> _Data in this exercise_:
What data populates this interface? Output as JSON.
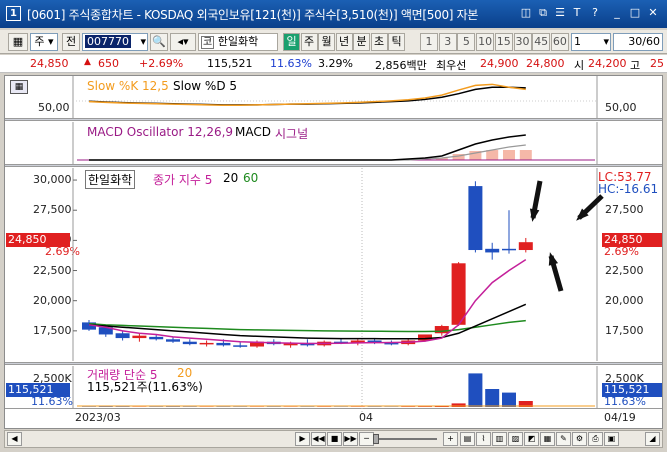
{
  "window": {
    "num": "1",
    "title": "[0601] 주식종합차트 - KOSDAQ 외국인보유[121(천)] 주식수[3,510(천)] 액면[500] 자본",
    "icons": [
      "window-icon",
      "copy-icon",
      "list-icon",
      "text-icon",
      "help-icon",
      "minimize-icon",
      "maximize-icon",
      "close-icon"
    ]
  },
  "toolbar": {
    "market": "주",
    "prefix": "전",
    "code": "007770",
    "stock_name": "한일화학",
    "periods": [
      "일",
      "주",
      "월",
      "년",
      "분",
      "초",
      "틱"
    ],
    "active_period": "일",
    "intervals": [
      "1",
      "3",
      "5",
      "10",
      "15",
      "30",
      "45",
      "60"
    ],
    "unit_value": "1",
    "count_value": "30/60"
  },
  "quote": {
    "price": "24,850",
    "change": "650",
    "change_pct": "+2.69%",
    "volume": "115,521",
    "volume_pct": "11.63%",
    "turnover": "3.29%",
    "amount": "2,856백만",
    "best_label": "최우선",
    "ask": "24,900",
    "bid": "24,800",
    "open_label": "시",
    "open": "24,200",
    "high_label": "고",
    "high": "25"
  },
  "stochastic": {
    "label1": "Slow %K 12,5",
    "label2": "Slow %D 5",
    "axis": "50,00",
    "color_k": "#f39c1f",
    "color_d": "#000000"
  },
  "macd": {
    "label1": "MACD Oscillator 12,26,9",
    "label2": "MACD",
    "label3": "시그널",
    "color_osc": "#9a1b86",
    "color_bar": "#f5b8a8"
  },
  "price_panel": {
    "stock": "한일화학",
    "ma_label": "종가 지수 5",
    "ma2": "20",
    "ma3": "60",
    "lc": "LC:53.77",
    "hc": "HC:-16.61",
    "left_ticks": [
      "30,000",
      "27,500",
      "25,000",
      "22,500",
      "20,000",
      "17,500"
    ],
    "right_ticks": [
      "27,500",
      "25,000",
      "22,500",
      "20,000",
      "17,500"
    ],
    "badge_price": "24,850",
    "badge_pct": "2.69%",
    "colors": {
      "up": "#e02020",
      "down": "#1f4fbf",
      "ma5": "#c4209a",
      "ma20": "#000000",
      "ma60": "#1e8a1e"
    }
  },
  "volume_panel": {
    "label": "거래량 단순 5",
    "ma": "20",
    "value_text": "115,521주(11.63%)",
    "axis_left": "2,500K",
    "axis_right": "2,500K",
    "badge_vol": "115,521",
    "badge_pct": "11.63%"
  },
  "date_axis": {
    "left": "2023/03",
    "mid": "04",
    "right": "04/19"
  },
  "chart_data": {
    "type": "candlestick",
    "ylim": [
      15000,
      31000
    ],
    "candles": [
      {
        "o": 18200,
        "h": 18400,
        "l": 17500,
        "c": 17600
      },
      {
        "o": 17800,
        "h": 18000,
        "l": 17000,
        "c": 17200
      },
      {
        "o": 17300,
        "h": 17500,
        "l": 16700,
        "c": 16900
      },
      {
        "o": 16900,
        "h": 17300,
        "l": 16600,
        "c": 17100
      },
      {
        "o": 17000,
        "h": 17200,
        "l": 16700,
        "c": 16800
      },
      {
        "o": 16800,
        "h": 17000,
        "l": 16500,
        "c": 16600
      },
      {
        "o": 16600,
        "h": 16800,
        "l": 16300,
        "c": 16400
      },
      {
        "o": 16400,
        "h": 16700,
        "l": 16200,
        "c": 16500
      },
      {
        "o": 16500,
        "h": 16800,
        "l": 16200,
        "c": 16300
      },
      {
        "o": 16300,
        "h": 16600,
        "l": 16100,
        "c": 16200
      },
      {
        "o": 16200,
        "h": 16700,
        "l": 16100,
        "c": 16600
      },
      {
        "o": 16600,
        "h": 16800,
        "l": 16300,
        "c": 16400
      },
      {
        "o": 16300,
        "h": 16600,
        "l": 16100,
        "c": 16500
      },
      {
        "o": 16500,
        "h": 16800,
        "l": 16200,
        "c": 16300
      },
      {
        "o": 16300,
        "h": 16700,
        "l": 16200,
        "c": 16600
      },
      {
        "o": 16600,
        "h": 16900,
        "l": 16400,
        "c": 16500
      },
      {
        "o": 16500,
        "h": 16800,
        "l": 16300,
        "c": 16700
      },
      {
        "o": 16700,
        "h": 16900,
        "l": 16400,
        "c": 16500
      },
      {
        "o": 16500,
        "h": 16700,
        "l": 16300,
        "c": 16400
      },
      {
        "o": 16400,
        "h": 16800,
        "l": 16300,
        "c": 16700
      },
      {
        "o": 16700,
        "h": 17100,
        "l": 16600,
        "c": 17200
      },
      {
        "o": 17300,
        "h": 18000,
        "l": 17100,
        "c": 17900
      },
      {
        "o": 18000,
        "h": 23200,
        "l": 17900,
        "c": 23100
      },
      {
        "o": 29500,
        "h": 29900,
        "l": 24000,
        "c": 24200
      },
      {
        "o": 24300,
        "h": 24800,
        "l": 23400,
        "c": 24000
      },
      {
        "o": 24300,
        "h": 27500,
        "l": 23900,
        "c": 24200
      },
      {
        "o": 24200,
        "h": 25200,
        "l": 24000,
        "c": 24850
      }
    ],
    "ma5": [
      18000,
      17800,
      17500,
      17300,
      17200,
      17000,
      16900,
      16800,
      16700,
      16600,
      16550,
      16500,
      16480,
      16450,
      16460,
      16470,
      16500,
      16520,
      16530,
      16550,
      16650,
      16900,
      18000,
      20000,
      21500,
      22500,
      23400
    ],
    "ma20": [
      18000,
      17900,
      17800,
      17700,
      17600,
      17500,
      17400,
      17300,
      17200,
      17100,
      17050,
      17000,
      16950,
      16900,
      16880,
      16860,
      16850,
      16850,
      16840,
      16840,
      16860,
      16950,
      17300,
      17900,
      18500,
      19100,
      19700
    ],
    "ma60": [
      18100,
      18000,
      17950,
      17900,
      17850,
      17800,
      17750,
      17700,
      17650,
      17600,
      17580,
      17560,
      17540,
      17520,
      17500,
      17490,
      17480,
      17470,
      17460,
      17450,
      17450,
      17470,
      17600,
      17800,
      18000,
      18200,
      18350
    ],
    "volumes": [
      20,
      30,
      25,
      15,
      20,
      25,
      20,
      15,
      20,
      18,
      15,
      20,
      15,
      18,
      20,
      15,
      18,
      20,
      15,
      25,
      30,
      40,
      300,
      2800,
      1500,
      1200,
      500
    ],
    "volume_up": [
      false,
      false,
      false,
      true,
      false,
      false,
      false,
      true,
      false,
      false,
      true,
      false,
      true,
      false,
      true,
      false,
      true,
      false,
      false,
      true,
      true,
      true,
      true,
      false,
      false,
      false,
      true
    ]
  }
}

> _What this task involves_:
Strip out the pictures and quote the remaining data word for word.

> _Result_:
What data populates this interface? Output as JSON.
{
  "window": {
    "num": "1",
    "title": "[0601] 주식종합차트 - KOSDAQ 외국인보유[121(천)] 주식수[3,510(천)] 액면[500] 자본",
    "icons": [
      "window-icon",
      "copy-icon",
      "list-icon",
      "text-icon",
      "help-icon",
      "minimize-icon",
      "maximize-icon",
      "close-icon"
    ]
  },
  "toolbar": {
    "market": "주",
    "prefix": "전",
    "code": "007770",
    "stock_name": "한일화학",
    "periods": [
      "일",
      "주",
      "월",
      "년",
      "분",
      "초",
      "틱"
    ],
    "active_period": "일",
    "intervals": [
      "1",
      "3",
      "5",
      "10",
      "15",
      "30",
      "45",
      "60"
    ],
    "unit_value": "1",
    "count_value": "30/60"
  },
  "quote": {
    "price": "24,850",
    "change": "650",
    "change_pct": "+2.69%",
    "volume": "115,521",
    "volume_pct": "11.63%",
    "turnover": "3.29%",
    "amount": "2,856백만",
    "best_label": "최우선",
    "ask": "24,900",
    "bid": "24,800",
    "open_label": "시",
    "open": "24,200",
    "high_label": "고",
    "high": "25"
  },
  "stochastic": {
    "label1": "Slow %K 12,5",
    "label2": "Slow %D 5",
    "axis": "50,00",
    "color_k": "#f39c1f",
    "color_d": "#000000"
  },
  "macd": {
    "label1": "MACD Oscillator 12,26,9",
    "label2": "MACD",
    "label3": "시그널",
    "color_osc": "#9a1b86",
    "color_bar": "#f5b8a8"
  },
  "price_panel": {
    "stock": "한일화학",
    "ma_label": "종가 지수 5",
    "ma2": "20",
    "ma3": "60",
    "lc": "LC:53.77",
    "hc": "HC:-16.61",
    "left_ticks": [
      "30,000",
      "27,500",
      "25,000",
      "22,500",
      "20,000",
      "17,500"
    ],
    "right_ticks": [
      "27,500",
      "25,000",
      "22,500",
      "20,000",
      "17,500"
    ],
    "badge_price": "24,850",
    "badge_pct": "2.69%",
    "colors": {
      "up": "#e02020",
      "down": "#1f4fbf",
      "ma5": "#c4209a",
      "ma20": "#000000",
      "ma60": "#1e8a1e"
    }
  },
  "volume_panel": {
    "label": "거래량 단순 5",
    "ma": "20",
    "value_text": "115,521주(11.63%)",
    "axis_left": "2,500K",
    "axis_right": "2,500K",
    "badge_vol": "115,521",
    "badge_pct": "11.63%"
  },
  "date_axis": {
    "left": "2023/03",
    "mid": "04",
    "right": "04/19"
  },
  "chart_data": {
    "type": "candlestick",
    "ylim": [
      15000,
      31000
    ],
    "candles": [
      {
        "o": 18200,
        "h": 18400,
        "l": 17500,
        "c": 17600
      },
      {
        "o": 17800,
        "h": 18000,
        "l": 17000,
        "c": 17200
      },
      {
        "o": 17300,
        "h": 17500,
        "l": 16700,
        "c": 16900
      },
      {
        "o": 16900,
        "h": 17300,
        "l": 16600,
        "c": 17100
      },
      {
        "o": 17000,
        "h": 17200,
        "l": 16700,
        "c": 16800
      },
      {
        "o": 16800,
        "h": 17000,
        "l": 16500,
        "c": 16600
      },
      {
        "o": 16600,
        "h": 16800,
        "l": 16300,
        "c": 16400
      },
      {
        "o": 16400,
        "h": 16700,
        "l": 16200,
        "c": 16500
      },
      {
        "o": 16500,
        "h": 16800,
        "l": 16200,
        "c": 16300
      },
      {
        "o": 16300,
        "h": 16600,
        "l": 16100,
        "c": 16200
      },
      {
        "o": 16200,
        "h": 16700,
        "l": 16100,
        "c": 16600
      },
      {
        "o": 16600,
        "h": 16800,
        "l": 16300,
        "c": 16400
      },
      {
        "o": 16300,
        "h": 16600,
        "l": 16100,
        "c": 16500
      },
      {
        "o": 16500,
        "h": 16800,
        "l": 16200,
        "c": 16300
      },
      {
        "o": 16300,
        "h": 16700,
        "l": 16200,
        "c": 16600
      },
      {
        "o": 16600,
        "h": 16900,
        "l": 16400,
        "c": 16500
      },
      {
        "o": 16500,
        "h": 16800,
        "l": 16300,
        "c": 16700
      },
      {
        "o": 16700,
        "h": 16900,
        "l": 16400,
        "c": 16500
      },
      {
        "o": 16500,
        "h": 16700,
        "l": 16300,
        "c": 16400
      },
      {
        "o": 16400,
        "h": 16800,
        "l": 16300,
        "c": 16700
      },
      {
        "o": 16700,
        "h": 17100,
        "l": 16600,
        "c": 17200
      },
      {
        "o": 17300,
        "h": 18000,
        "l": 17100,
        "c": 17900
      },
      {
        "o": 18000,
        "h": 23200,
        "l": 17900,
        "c": 23100
      },
      {
        "o": 29500,
        "h": 29900,
        "l": 24000,
        "c": 24200
      },
      {
        "o": 24300,
        "h": 24800,
        "l": 23400,
        "c": 24000
      },
      {
        "o": 24300,
        "h": 27500,
        "l": 23900,
        "c": 24200
      },
      {
        "o": 24200,
        "h": 25200,
        "l": 24000,
        "c": 24850
      }
    ],
    "ma5": [
      18000,
      17800,
      17500,
      17300,
      17200,
      17000,
      16900,
      16800,
      16700,
      16600,
      16550,
      16500,
      16480,
      16450,
      16460,
      16470,
      16500,
      16520,
      16530,
      16550,
      16650,
      16900,
      18000,
      20000,
      21500,
      22500,
      23400
    ],
    "ma20": [
      18000,
      17900,
      17800,
      17700,
      17600,
      17500,
      17400,
      17300,
      17200,
      17100,
      17050,
      17000,
      16950,
      16900,
      16880,
      16860,
      16850,
      16850,
      16840,
      16840,
      16860,
      16950,
      17300,
      17900,
      18500,
      19100,
      19700
    ],
    "ma60": [
      18100,
      18000,
      17950,
      17900,
      17850,
      17800,
      17750,
      17700,
      17650,
      17600,
      17580,
      17560,
      17540,
      17520,
      17500,
      17490,
      17480,
      17470,
      17460,
      17450,
      17450,
      17470,
      17600,
      17800,
      18000,
      18200,
      18350
    ],
    "volumes": [
      20,
      30,
      25,
      15,
      20,
      25,
      20,
      15,
      20,
      18,
      15,
      20,
      15,
      18,
      20,
      15,
      18,
      20,
      15,
      25,
      30,
      40,
      300,
      2800,
      1500,
      1200,
      500
    ],
    "volume_up": [
      false,
      false,
      false,
      true,
      false,
      false,
      false,
      true,
      false,
      false,
      true,
      false,
      true,
      false,
      true,
      false,
      true,
      false,
      false,
      true,
      true,
      true,
      true,
      false,
      false,
      false,
      true
    ]
  }
}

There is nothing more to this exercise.